━━━ Dataset entries ━━━
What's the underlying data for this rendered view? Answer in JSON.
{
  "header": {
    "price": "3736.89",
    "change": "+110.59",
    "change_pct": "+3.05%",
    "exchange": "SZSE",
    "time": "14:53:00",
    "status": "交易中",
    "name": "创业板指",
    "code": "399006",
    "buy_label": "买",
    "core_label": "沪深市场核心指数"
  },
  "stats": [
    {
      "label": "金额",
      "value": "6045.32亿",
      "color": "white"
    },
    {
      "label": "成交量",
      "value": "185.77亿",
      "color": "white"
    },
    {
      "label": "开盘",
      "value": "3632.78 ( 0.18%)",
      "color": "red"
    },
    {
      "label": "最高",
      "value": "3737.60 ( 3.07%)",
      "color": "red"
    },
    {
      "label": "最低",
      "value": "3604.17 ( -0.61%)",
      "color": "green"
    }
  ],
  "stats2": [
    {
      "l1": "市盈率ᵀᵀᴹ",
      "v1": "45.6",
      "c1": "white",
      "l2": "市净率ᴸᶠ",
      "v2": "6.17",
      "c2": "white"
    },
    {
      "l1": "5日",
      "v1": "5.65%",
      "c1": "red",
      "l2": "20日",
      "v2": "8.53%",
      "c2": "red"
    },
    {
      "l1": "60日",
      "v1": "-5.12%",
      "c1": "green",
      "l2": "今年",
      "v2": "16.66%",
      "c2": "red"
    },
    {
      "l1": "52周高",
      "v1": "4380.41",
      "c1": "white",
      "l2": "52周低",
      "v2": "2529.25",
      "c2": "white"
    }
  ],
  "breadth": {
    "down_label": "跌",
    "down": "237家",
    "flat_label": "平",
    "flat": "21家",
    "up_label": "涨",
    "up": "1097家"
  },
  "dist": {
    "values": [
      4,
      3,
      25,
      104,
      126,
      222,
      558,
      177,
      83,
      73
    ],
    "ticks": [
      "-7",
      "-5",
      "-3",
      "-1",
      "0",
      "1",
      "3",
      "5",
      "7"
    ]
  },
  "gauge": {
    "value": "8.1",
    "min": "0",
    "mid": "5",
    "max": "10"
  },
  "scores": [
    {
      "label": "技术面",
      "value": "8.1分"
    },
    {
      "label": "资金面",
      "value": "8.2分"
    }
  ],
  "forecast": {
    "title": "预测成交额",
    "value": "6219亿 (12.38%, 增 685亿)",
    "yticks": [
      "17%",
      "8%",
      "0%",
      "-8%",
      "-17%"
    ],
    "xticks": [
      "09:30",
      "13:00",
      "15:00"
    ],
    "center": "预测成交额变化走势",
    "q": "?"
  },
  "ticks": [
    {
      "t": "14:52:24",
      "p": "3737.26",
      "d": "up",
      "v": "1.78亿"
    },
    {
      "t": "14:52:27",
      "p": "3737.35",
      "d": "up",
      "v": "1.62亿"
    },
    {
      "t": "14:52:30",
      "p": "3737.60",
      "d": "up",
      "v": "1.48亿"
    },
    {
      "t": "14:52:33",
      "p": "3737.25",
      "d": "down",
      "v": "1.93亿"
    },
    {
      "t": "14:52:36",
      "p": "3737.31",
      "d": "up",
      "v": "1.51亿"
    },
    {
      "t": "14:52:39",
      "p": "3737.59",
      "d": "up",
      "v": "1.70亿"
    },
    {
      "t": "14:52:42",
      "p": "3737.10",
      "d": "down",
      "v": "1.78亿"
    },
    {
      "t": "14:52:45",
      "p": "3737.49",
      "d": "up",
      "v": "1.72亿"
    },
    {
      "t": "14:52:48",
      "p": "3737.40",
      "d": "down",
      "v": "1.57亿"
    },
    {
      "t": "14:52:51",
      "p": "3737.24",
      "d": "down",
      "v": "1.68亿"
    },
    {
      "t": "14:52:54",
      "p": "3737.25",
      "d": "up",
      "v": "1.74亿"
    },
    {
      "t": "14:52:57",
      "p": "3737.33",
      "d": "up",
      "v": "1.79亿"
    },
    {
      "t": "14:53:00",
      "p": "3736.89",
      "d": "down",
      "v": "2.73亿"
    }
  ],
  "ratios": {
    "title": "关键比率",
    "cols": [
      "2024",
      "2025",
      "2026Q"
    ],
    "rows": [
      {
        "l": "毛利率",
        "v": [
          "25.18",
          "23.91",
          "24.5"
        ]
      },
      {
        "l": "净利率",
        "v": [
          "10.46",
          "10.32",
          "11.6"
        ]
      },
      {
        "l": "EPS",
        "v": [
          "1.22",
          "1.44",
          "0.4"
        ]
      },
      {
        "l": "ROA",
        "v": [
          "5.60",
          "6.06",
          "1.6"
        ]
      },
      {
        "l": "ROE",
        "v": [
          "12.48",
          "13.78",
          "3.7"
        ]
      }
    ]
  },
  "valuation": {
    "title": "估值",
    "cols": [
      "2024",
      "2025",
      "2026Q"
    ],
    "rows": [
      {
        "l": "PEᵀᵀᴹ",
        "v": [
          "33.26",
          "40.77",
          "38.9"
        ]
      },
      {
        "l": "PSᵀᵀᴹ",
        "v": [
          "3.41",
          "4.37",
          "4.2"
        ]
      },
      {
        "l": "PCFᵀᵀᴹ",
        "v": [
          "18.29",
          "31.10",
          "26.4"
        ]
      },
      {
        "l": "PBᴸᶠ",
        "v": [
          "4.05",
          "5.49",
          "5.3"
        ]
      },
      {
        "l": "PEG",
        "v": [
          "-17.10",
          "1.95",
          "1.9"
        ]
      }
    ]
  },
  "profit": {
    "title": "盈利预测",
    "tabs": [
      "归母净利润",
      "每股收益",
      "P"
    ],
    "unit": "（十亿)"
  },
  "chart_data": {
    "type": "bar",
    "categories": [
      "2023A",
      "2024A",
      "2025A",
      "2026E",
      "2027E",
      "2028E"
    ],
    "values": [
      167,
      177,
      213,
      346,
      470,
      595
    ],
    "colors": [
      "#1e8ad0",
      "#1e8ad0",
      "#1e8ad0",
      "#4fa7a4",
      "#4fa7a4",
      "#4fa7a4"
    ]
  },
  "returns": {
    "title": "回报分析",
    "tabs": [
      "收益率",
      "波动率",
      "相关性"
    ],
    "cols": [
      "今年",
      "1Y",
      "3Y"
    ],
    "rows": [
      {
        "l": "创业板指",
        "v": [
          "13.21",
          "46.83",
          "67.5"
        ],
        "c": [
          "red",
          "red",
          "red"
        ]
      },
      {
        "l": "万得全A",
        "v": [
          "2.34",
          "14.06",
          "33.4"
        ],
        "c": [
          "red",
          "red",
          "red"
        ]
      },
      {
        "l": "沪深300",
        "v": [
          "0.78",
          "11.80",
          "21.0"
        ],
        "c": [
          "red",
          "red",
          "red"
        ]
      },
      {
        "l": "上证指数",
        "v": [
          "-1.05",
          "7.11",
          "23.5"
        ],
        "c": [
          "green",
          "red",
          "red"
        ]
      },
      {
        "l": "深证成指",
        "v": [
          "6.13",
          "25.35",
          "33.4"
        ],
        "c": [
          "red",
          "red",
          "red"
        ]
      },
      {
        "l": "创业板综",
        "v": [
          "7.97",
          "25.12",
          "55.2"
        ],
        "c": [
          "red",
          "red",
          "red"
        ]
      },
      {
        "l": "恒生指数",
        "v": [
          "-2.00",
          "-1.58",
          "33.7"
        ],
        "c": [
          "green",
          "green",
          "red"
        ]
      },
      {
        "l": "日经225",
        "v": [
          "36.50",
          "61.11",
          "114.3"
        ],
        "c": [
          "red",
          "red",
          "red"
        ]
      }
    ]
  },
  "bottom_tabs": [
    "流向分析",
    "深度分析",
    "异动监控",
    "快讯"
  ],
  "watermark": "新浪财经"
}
━━━
## Aim
Restate each entry exactly, skipping none.

## Task solution
What's the underlying data for this rendered view? Answer in JSON.
{
  "header": {
    "price": "3736.89",
    "change": "+110.59",
    "change_pct": "+3.05%",
    "exchange": "SZSE",
    "time": "14:53:00",
    "status": "交易中",
    "name": "创业板指",
    "code": "399006",
    "buy_label": "买",
    "core_label": "沪深市场核心指数"
  },
  "stats": [
    {
      "label": "金额",
      "value": "6045.32亿",
      "color": "white"
    },
    {
      "label": "成交量",
      "value": "185.77亿",
      "color": "white"
    },
    {
      "label": "开盘",
      "value": "3632.78 ( 0.18%)",
      "color": "red"
    },
    {
      "label": "最高",
      "value": "3737.60 ( 3.07%)",
      "color": "red"
    },
    {
      "label": "最低",
      "value": "3604.17 ( -0.61%)",
      "color": "green"
    }
  ],
  "stats2": [
    {
      "l1": "市盈率ᵀᵀᴹ",
      "v1": "45.6",
      "c1": "white",
      "l2": "市净率ᴸᶠ",
      "v2": "6.17",
      "c2": "white"
    },
    {
      "l1": "5日",
      "v1": "5.65%",
      "c1": "red",
      "l2": "20日",
      "v2": "8.53%",
      "c2": "red"
    },
    {
      "l1": "60日",
      "v1": "-5.12%",
      "c1": "green",
      "l2": "今年",
      "v2": "16.66%",
      "c2": "red"
    },
    {
      "l1": "52周高",
      "v1": "4380.41",
      "c1": "white",
      "l2": "52周低",
      "v2": "2529.25",
      "c2": "white"
    }
  ],
  "breadth": {
    "down_label": "跌",
    "down": "237家",
    "flat_label": "平",
    "flat": "21家",
    "up_label": "涨",
    "up": "1097家"
  },
  "dist": {
    "values": [
      4,
      3,
      25,
      104,
      126,
      222,
      558,
      177,
      83,
      73
    ],
    "ticks": [
      "-7",
      "-5",
      "-3",
      "-1",
      "0",
      "1",
      "3",
      "5",
      "7"
    ]
  },
  "gauge": {
    "value": "8.1",
    "min": "0",
    "mid": "5",
    "max": "10"
  },
  "scores": [
    {
      "label": "技术面",
      "value": "8.1分"
    },
    {
      "label": "资金面",
      "value": "8.2分"
    }
  ],
  "forecast": {
    "title": "预测成交额",
    "value": "6219亿 (12.38%, 增 685亿)",
    "yticks": [
      "17%",
      "8%",
      "0%",
      "-8%",
      "-17%"
    ],
    "xticks": [
      "09:30",
      "13:00",
      "15:00"
    ],
    "center": "预测成交额变化走势",
    "q": "?"
  },
  "ticks": [
    {
      "t": "14:52:24",
      "p": "3737.26",
      "d": "up",
      "v": "1.78亿"
    },
    {
      "t": "14:52:27",
      "p": "3737.35",
      "d": "up",
      "v": "1.62亿"
    },
    {
      "t": "14:52:30",
      "p": "3737.60",
      "d": "up",
      "v": "1.48亿"
    },
    {
      "t": "14:52:33",
      "p": "3737.25",
      "d": "down",
      "v": "1.93亿"
    },
    {
      "t": "14:52:36",
      "p": "3737.31",
      "d": "up",
      "v": "1.51亿"
    },
    {
      "t": "14:52:39",
      "p": "3737.59",
      "d": "up",
      "v": "1.70亿"
    },
    {
      "t": "14:52:42",
      "p": "3737.10",
      "d": "down",
      "v": "1.78亿"
    },
    {
      "t": "14:52:45",
      "p": "3737.49",
      "d": "up",
      "v": "1.72亿"
    },
    {
      "t": "14:52:48",
      "p": "3737.40",
      "d": "down",
      "v": "1.57亿"
    },
    {
      "t": "14:52:51",
      "p": "3737.24",
      "d": "down",
      "v": "1.68亿"
    },
    {
      "t": "14:52:54",
      "p": "3737.25",
      "d": "up",
      "v": "1.74亿"
    },
    {
      "t": "14:52:57",
      "p": "3737.33",
      "d": "up",
      "v": "1.79亿"
    },
    {
      "t": "14:53:00",
      "p": "3736.89",
      "d": "down",
      "v": "2.73亿"
    }
  ],
  "ratios": {
    "title": "关键比率",
    "cols": [
      "2024",
      "2025",
      "2026Q"
    ],
    "rows": [
      {
        "l": "毛利率",
        "v": [
          "25.18",
          "23.91",
          "24.5"
        ]
      },
      {
        "l": "净利率",
        "v": [
          "10.46",
          "10.32",
          "11.6"
        ]
      },
      {
        "l": "EPS",
        "v": [
          "1.22",
          "1.44",
          "0.4"
        ]
      },
      {
        "l": "ROA",
        "v": [
          "5.60",
          "6.06",
          "1.6"
        ]
      },
      {
        "l": "ROE",
        "v": [
          "12.48",
          "13.78",
          "3.7"
        ]
      }
    ]
  },
  "valuation": {
    "title": "估值",
    "cols": [
      "2024",
      "2025",
      "2026Q"
    ],
    "rows": [
      {
        "l": "PEᵀᵀᴹ",
        "v": [
          "33.26",
          "40.77",
          "38.9"
        ]
      },
      {
        "l": "PSᵀᵀᴹ",
        "v": [
          "3.41",
          "4.37",
          "4.2"
        ]
      },
      {
        "l": "PCFᵀᵀᴹ",
        "v": [
          "18.29",
          "31.10",
          "26.4"
        ]
      },
      {
        "l": "PBᴸᶠ",
        "v": [
          "4.05",
          "5.49",
          "5.3"
        ]
      },
      {
        "l": "PEG",
        "v": [
          "-17.10",
          "1.95",
          "1.9"
        ]
      }
    ]
  },
  "profit": {
    "title": "盈利预测",
    "tabs": [
      "归母净利润",
      "每股收益",
      "P"
    ],
    "unit": "（十亿)"
  },
  "chart_data": {
    "type": "bar",
    "categories": [
      "2023A",
      "2024A",
      "2025A",
      "2026E",
      "2027E",
      "2028E"
    ],
    "values": [
      167,
      177,
      213,
      346,
      470,
      595
    ],
    "colors": [
      "#1e8ad0",
      "#1e8ad0",
      "#1e8ad0",
      "#4fa7a4",
      "#4fa7a4",
      "#4fa7a4"
    ]
  },
  "returns": {
    "title": "回报分析",
    "tabs": [
      "收益率",
      "波动率",
      "相关性"
    ],
    "cols": [
      "今年",
      "1Y",
      "3Y"
    ],
    "rows": [
      {
        "l": "创业板指",
        "v": [
          "13.21",
          "46.83",
          "67.5"
        ],
        "c": [
          "red",
          "red",
          "red"
        ]
      },
      {
        "l": "万得全A",
        "v": [
          "2.34",
          "14.06",
          "33.4"
        ],
        "c": [
          "red",
          "red",
          "red"
        ]
      },
      {
        "l": "沪深300",
        "v": [
          "0.78",
          "11.80",
          "21.0"
        ],
        "c": [
          "red",
          "red",
          "red"
        ]
      },
      {
        "l": "上证指数",
        "v": [
          "-1.05",
          "7.11",
          "23.5"
        ],
        "c": [
          "green",
          "red",
          "red"
        ]
      },
      {
        "l": "深证成指",
        "v": [
          "6.13",
          "25.35",
          "33.4"
        ],
        "c": [
          "red",
          "red",
          "red"
        ]
      },
      {
        "l": "创业板综",
        "v": [
          "7.97",
          "25.12",
          "55.2"
        ],
        "c": [
          "red",
          "red",
          "red"
        ]
      },
      {
        "l": "恒生指数",
        "v": [
          "-2.00",
          "-1.58",
          "33.7"
        ],
        "c": [
          "green",
          "green",
          "red"
        ]
      },
      {
        "l": "日经225",
        "v": [
          "36.50",
          "61.11",
          "114.3"
        ],
        "c": [
          "red",
          "red",
          "red"
        ]
      }
    ]
  },
  "bottom_tabs": [
    "流向分析",
    "深度分析",
    "异动监控",
    "快讯"
  ],
  "watermark": "新浪财经"
}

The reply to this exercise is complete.